## Written task
Transcribe the full listing below exactly.

* begin *

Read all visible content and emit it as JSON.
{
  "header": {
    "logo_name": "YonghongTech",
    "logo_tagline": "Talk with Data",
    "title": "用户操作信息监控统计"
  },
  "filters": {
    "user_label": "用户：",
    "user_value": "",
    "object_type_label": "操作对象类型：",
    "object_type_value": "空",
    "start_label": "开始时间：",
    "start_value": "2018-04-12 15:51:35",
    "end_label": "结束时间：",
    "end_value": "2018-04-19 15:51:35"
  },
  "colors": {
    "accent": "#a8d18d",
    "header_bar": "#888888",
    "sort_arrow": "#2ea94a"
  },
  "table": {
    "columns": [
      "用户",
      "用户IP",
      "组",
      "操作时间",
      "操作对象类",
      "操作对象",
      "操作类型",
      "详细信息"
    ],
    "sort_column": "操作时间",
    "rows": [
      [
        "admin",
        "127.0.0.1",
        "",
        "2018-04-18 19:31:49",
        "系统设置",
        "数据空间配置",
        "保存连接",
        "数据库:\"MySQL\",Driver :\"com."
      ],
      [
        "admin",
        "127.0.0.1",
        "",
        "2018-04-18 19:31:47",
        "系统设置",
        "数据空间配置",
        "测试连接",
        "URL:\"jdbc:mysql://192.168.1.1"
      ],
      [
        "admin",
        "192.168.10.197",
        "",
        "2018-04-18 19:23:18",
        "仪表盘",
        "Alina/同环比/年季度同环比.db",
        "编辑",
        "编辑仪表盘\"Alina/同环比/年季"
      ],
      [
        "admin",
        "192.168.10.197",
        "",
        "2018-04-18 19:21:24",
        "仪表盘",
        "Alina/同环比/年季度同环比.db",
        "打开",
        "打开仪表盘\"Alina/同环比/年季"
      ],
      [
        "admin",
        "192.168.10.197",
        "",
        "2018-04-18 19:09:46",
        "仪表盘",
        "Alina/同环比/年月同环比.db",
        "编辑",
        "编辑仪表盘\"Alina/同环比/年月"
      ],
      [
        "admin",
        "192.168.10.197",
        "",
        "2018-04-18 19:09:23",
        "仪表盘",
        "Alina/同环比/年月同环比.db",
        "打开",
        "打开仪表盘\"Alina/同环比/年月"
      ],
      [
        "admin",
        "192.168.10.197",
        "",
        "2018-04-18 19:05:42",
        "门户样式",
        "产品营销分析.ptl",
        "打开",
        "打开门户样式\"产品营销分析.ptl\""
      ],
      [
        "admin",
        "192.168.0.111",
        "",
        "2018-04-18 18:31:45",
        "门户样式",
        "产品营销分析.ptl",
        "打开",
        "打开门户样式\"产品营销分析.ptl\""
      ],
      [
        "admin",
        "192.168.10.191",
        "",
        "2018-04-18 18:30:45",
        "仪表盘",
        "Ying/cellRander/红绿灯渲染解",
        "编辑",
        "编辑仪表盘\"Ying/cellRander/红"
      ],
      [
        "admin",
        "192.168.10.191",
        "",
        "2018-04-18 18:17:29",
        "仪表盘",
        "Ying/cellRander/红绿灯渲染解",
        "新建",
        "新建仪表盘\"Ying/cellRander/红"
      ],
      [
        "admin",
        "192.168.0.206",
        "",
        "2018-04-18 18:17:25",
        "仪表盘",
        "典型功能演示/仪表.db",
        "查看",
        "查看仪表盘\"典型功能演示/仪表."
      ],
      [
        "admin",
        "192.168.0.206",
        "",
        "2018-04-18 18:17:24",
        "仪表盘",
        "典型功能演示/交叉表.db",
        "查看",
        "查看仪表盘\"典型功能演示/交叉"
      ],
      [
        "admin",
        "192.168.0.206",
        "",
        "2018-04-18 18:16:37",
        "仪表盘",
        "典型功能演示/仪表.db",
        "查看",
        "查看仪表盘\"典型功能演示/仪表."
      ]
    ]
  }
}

* end *

## Correct answer
Read all visible content and emit it as JSON.
{
  "header": {
    "logo_name": "YonghongTech",
    "logo_tagline": "Talk with Data",
    "title": "用户操作信息监控统计"
  },
  "filters": {
    "user_label": "用户：",
    "user_value": "",
    "object_type_label": "操作对象类型：",
    "object_type_value": "空",
    "start_label": "开始时间：",
    "start_value": "2018-04-12 15:51:35",
    "end_label": "结束时间：",
    "end_value": "2018-04-19 15:51:35"
  },
  "colors": {
    "accent": "#a8d18d",
    "header_bar": "#888888",
    "sort_arrow": "#2ea94a"
  },
  "table": {
    "columns": [
      "用户",
      "用户IP",
      "组",
      "操作时间",
      "操作对象类",
      "操作对象",
      "操作类型",
      "详细信息"
    ],
    "sort_column": "操作时间",
    "rows": [
      [
        "admin",
        "127.0.0.1",
        "",
        "2018-04-18 19:31:49",
        "系统设置",
        "数据空间配置",
        "保存连接",
        "数据库:\"MySQL\",Driver :\"com."
      ],
      [
        "admin",
        "127.0.0.1",
        "",
        "2018-04-18 19:31:47",
        "系统设置",
        "数据空间配置",
        "测试连接",
        "URL:\"jdbc:mysql://192.168.1.1"
      ],
      [
        "admin",
        "192.168.10.197",
        "",
        "2018-04-18 19:23:18",
        "仪表盘",
        "Alina/同环比/年季度同环比.db",
        "编辑",
        "编辑仪表盘\"Alina/同环比/年季"
      ],
      [
        "admin",
        "192.168.10.197",
        "",
        "2018-04-18 19:21:24",
        "仪表盘",
        "Alina/同环比/年季度同环比.db",
        "打开",
        "打开仪表盘\"Alina/同环比/年季"
      ],
      [
        "admin",
        "192.168.10.197",
        "",
        "2018-04-18 19:09:46",
        "仪表盘",
        "Alina/同环比/年月同环比.db",
        "编辑",
        "编辑仪表盘\"Alina/同环比/年月"
      ],
      [
        "admin",
        "192.168.10.197",
        "",
        "2018-04-18 19:09:23",
        "仪表盘",
        "Alina/同环比/年月同环比.db",
        "打开",
        "打开仪表盘\"Alina/同环比/年月"
      ],
      [
        "admin",
        "192.168.10.197",
        "",
        "2018-04-18 19:05:42",
        "门户样式",
        "产品营销分析.ptl",
        "打开",
        "打开门户样式\"产品营销分析.ptl\""
      ],
      [
        "admin",
        "192.168.0.111",
        "",
        "2018-04-18 18:31:45",
        "门户样式",
        "产品营销分析.ptl",
        "打开",
        "打开门户样式\"产品营销分析.ptl\""
      ],
      [
        "admin",
        "192.168.10.191",
        "",
        "2018-04-18 18:30:45",
        "仪表盘",
        "Ying/cellRander/红绿灯渲染解",
        "编辑",
        "编辑仪表盘\"Ying/cellRander/红"
      ],
      [
        "admin",
        "192.168.10.191",
        "",
        "2018-04-18 18:17:29",
        "仪表盘",
        "Ying/cellRander/红绿灯渲染解",
        "新建",
        "新建仪表盘\"Ying/cellRander/红"
      ],
      [
        "admin",
        "192.168.0.206",
        "",
        "2018-04-18 18:17:25",
        "仪表盘",
        "典型功能演示/仪表.db",
        "查看",
        "查看仪表盘\"典型功能演示/仪表."
      ],
      [
        "admin",
        "192.168.0.206",
        "",
        "2018-04-18 18:17:24",
        "仪表盘",
        "典型功能演示/交叉表.db",
        "查看",
        "查看仪表盘\"典型功能演示/交叉"
      ],
      [
        "admin",
        "192.168.0.206",
        "",
        "2018-04-18 18:16:37",
        "仪表盘",
        "典型功能演示/仪表.db",
        "查看",
        "查看仪表盘\"典型功能演示/仪表."
      ]
    ]
  }
}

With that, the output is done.